## Dokument

•••

The Walking Dead, Band 16 (Cross Cult)

Januar 31, 2013

The Walking Dead, Band 16: Eine größere Welt

Eigentlich könnte ja alles bestens sein. Rick und seine Gruppe haben sich in der befestigten Siedlung Alexandria etabliert. Rick ist der Boss. Seinem Sohn Carl geht es nach dem Verlust seines Auges auch wieder besser und Andrea könnte die neue Frau an seiner Seite werden. Und doch gibt es ein gravierendes Problem: die Vorräte gehen zur Neige und es wird immer schwieriger, neue Nahrung zu finden. Schließlich ist der letzte Pressack (Presswurst, für alle Wurst-Sport-Laien) schon vor über zwei Jahren eingedost worden. Frisch ist anders. Man überlegt, selbst Nahrung anzubauen. Aber auf kurze Sicht sieht’s schlecht aus.

•••

## Aufgaben
A. In welcher befestigten Siedlung haben sich Rick und seine Gruppe laut dem Text über The Walking Dead, Band 16 etabliert?
B. Tausche im Text über The Walking Dead, Band 16 „Vorräte“ gegen „Reserven“ und gib dabei den Abschnitt von „Januar 31, 2013“ bis „sieht’s schlecht aus.“ wieder.
C. Greif den Text über The Walking Dead, Band 16 an seinem Ende auf und schreib ihn weiter.
Die Daten sind eigenständiges Material und gehören nicht zum Text über The Walking Dead, Band 16.

## Einträge des Layout-Datensatzes

•••

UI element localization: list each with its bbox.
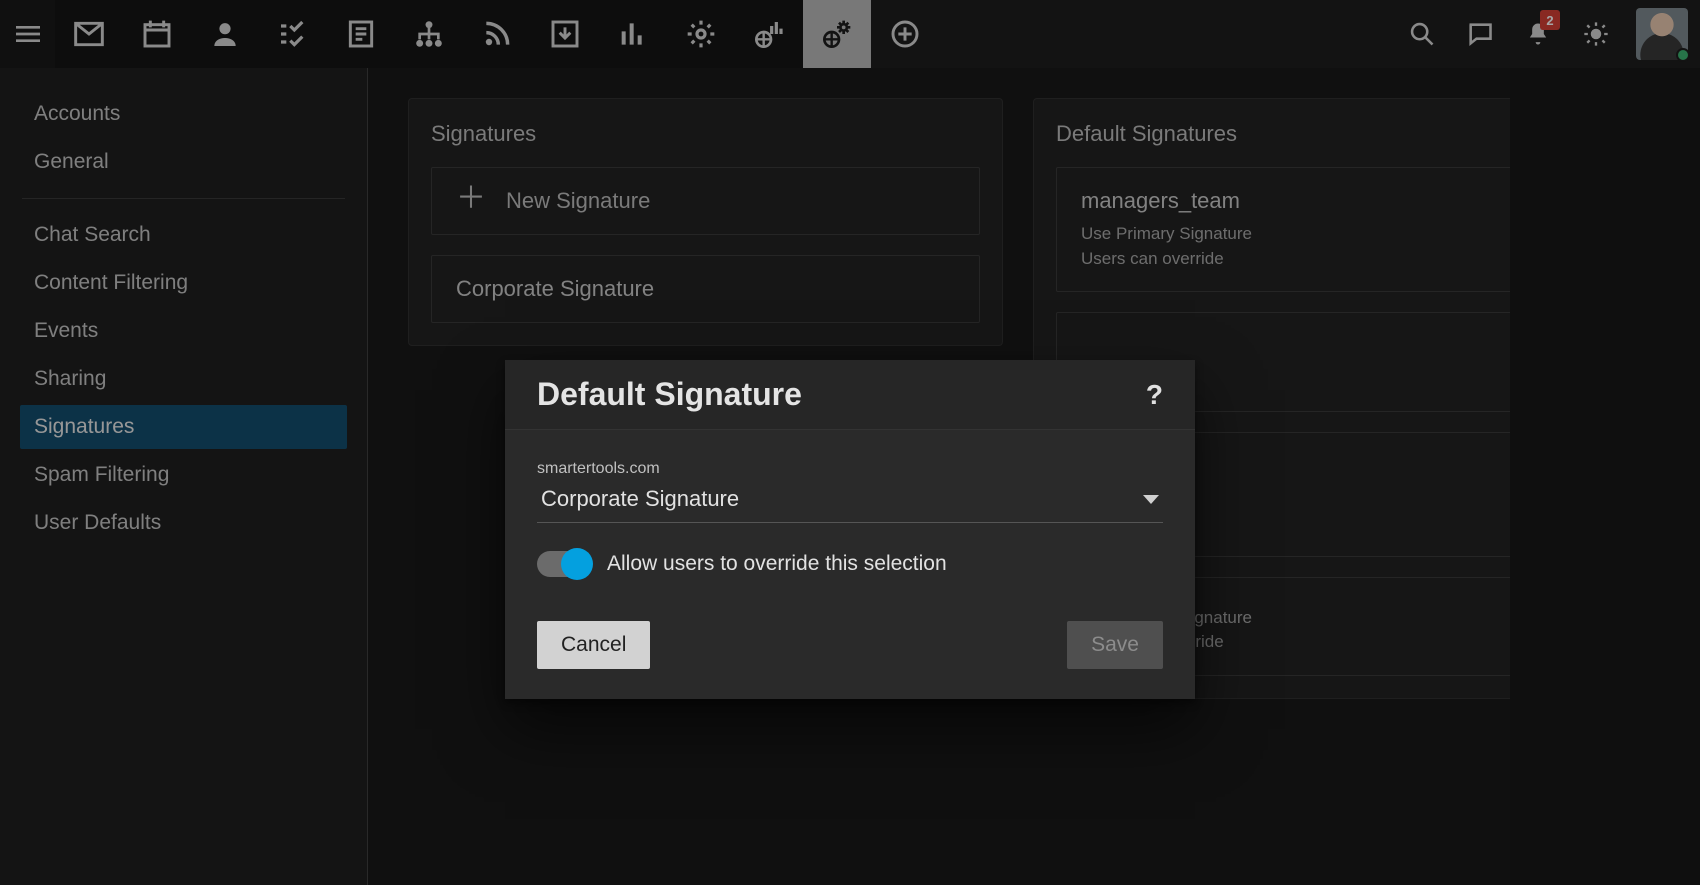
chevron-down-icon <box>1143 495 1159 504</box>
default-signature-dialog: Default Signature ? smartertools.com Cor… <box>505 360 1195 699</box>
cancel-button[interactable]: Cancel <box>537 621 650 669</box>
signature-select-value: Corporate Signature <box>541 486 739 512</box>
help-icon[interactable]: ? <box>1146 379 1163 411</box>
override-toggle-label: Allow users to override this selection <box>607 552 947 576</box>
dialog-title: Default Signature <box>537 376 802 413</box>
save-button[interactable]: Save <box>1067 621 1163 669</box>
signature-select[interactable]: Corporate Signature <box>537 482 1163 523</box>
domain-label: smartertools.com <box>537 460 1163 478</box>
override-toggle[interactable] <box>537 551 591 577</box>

•••

## Lösungen
A. Alexandria

B.
Januar 31, 2013

The Walking Dead, Band 16: Eine größere Welt

Eigentlich könnte ja alles bestens sein. Rick und seine Gruppe haben sich in der befestigten Siedlung Alexandria etabliert. Rick ist der Boss. Seinem Sohn Carl geht es nach dem Verlust seines Auges auch wieder besser und Andrea könnte die neue Frau an seiner Seite werden. Und doch gibt es ein gravierendes Problem: die Reserven gehen zur Neige und es wird immer schwieriger, neue Nahrung zu finden. Schließlich ist der letzte Pressack (Presswurst, für alle Wurst-Sport-Laien) schon vor über zwei Jahren eingedost worden. Frisch ist anders. Man überlegt, selbst Nahrung anzubauen. Aber auf kurze Sicht sieht’s schlecht aus.

C.
Da kommt ein Fremder gerade recht. Paul Monroe, genannt Jesus (ja, auch hier ein falsch verstandener Heilsbringer), steht urplötzlich vor Michonne und Abraham, die die Stadt mal wieder nach was Genießbarem abgrasen. Und Jesus hat Neuigkeiten. Er kommt aus einer Siedlung mit 200 Menschen, die Nahrung im Überfluss hat. Jesus sucht ständig neue Handelspartner, bei Rick beißt er aber vorerst massiv auf Granit. Denn der glaubt ihm nicht. Kein Wort. Nur langsam und mit Hilfe Carls und der potentiellen Notlage im Nacken lässt sich Rick überzeugen, Jesus zu dessen Siedlung zu begleiten. Die entpuppt sich als beeindruckend. Straff organisiert, auf einer Anhöhe gelegen, gut zu verteidigen und mit richtig viel Essen darin. Jesus hat nicht gelogen und das Vertrauen Ricks endlich gewonnen.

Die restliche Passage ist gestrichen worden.